| QUESTIONS |
1 – In the AssemblyMapper documentation below, what is the default value of assembly_name?
2 – Please extract everything in the AssemblyMapper documentation below, from "Provides simplified variant" down to "c_to_g(…) and n_to_g(…)).", word for word.

| SELECTED EXCERPT |
◇ ◇ ◇ ◇ ◇
Mapping

hgvs.assemblymapper

class hgvs.assemblymapper.AssemblyMapper(hdp, assembly_name=u'GRCh38', alt_aln_method=u'splign', normalize=True, prevalidation_level=u'EXTRINSIC', in_par_assume=u'X', replace_reference=True, *args, **kwargs)

Bases: hgvs.variantmapper.VariantMapper

Provides simplified variant mapping for a single assembly and transcript-reference alignment method.

AssemblyMapper is instantiated with an assembly name and alt_aln_method. These enable the following conveniences over VariantMapper:

• The assembly and alignment method are used to automatically select an appropriate chromosomal reference sequence when mapping from a transcript to a genome (i.e., c_to_g(…) and n_to_g(…)).
• A new method, relevant_trancripts(g_variant), returns a list of transcript accessions available for the specified variant. These accessions are candidates mapping from genomic to trancript coordinates (i.e., g_to_c(…) and g_to_n(…)).

Note: AssemblyMapper supports only chromosomal references (e.g., NC_000006.11). It does not support contigs or other genomic sequences (e.g., NT_167249.1).
◇ ◇ ◇ ◇ ◇
| EXTRACTED MATERIAL |
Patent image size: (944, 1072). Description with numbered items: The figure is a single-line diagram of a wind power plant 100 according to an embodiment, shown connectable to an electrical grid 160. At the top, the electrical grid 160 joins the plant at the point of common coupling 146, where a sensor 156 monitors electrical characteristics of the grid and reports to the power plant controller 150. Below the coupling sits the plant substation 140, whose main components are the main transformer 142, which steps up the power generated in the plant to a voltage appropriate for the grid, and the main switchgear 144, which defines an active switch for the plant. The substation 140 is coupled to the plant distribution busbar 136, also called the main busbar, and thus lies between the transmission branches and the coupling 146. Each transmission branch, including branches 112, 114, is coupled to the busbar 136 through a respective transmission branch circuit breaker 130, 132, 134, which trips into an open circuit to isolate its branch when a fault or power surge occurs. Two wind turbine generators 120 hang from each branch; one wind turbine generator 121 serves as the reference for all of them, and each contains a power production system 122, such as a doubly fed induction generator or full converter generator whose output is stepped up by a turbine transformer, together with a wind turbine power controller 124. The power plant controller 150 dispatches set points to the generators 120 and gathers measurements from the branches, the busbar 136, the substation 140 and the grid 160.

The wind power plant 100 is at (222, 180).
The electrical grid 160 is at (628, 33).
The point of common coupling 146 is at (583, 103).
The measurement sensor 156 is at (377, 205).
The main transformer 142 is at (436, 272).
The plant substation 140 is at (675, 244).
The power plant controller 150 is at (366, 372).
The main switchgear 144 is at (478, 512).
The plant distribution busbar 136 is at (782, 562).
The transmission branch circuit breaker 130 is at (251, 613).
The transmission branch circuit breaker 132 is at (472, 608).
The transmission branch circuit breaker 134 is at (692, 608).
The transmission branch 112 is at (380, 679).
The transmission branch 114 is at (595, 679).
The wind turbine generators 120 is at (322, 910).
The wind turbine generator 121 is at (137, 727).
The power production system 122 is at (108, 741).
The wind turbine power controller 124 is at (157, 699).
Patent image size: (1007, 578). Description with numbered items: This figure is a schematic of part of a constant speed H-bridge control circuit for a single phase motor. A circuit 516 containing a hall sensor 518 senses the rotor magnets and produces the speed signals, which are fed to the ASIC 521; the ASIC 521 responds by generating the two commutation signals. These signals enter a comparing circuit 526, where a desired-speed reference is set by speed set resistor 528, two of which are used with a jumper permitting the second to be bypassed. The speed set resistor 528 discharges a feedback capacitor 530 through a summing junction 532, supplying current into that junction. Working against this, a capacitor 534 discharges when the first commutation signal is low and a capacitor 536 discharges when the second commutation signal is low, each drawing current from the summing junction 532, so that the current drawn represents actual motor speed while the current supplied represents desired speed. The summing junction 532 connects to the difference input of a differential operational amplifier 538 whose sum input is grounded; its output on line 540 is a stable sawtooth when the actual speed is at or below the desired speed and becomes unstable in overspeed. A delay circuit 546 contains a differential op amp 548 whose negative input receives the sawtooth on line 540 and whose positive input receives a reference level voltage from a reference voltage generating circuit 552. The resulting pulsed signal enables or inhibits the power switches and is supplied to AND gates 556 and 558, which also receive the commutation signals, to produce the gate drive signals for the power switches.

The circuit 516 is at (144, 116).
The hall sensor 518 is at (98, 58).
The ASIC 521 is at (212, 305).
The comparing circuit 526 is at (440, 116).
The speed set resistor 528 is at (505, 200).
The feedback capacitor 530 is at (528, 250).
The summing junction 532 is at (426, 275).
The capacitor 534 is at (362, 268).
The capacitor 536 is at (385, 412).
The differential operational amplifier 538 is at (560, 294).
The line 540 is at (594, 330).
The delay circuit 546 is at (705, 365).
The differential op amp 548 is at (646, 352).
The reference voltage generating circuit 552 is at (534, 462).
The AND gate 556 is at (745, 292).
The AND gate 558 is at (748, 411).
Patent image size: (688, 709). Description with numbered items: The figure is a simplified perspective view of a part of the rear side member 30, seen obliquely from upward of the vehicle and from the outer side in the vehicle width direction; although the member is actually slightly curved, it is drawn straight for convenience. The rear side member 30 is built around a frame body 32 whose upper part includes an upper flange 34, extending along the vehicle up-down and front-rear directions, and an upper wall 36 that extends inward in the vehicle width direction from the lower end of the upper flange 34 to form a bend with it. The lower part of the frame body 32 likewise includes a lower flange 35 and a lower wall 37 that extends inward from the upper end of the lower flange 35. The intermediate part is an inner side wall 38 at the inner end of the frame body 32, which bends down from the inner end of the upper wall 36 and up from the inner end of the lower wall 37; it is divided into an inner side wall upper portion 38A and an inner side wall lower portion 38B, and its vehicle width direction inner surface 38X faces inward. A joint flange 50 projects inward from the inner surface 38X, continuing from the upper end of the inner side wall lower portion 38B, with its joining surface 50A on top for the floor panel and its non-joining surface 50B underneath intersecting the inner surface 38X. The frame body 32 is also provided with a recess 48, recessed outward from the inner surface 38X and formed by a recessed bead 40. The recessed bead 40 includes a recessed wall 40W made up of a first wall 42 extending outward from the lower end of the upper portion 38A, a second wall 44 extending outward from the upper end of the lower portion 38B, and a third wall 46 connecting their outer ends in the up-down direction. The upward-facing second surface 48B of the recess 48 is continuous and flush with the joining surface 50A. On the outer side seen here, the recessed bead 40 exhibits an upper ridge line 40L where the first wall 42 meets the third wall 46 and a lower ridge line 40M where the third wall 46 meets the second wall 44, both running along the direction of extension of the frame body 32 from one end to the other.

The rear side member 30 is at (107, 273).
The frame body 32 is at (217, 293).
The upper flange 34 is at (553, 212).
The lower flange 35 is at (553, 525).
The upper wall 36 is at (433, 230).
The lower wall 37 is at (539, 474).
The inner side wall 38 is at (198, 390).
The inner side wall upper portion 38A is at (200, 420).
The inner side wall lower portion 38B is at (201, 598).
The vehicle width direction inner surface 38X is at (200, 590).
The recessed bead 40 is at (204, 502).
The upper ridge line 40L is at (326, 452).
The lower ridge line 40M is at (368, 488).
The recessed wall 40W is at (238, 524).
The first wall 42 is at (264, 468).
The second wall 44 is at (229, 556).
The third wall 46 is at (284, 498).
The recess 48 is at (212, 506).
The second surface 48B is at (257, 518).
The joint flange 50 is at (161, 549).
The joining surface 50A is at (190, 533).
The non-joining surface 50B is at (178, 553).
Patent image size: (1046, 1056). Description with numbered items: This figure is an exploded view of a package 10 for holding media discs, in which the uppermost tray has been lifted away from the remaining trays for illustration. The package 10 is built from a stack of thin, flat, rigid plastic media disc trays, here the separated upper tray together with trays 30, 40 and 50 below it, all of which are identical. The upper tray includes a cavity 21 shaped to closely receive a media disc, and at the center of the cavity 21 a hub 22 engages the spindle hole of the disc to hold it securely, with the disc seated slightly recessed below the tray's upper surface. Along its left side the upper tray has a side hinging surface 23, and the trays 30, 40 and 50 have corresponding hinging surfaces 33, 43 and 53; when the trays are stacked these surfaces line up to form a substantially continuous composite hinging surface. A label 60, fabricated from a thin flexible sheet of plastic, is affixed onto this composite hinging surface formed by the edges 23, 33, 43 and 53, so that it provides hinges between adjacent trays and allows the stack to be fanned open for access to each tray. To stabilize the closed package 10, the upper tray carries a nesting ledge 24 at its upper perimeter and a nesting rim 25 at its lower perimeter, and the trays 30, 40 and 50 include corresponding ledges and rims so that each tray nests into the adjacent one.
◇ ◇ ◇ ◇ ◇
| ANSWERS FOR EACH ITEM |
1 – GRCh38

2 –
Provides simplified variant mapping for a single assembly and transcript-reference alignment method.

AssemblyMapper is instantiated with an assembly name and alt_aln_method. These enable the following conveniences over VariantMapper:

• The assembly and alignment method are used to automatically select an appropriate chromosomal reference sequence when mapping from a transcript to a genome (i.e., c_to_g(…) and n_to_g(…)).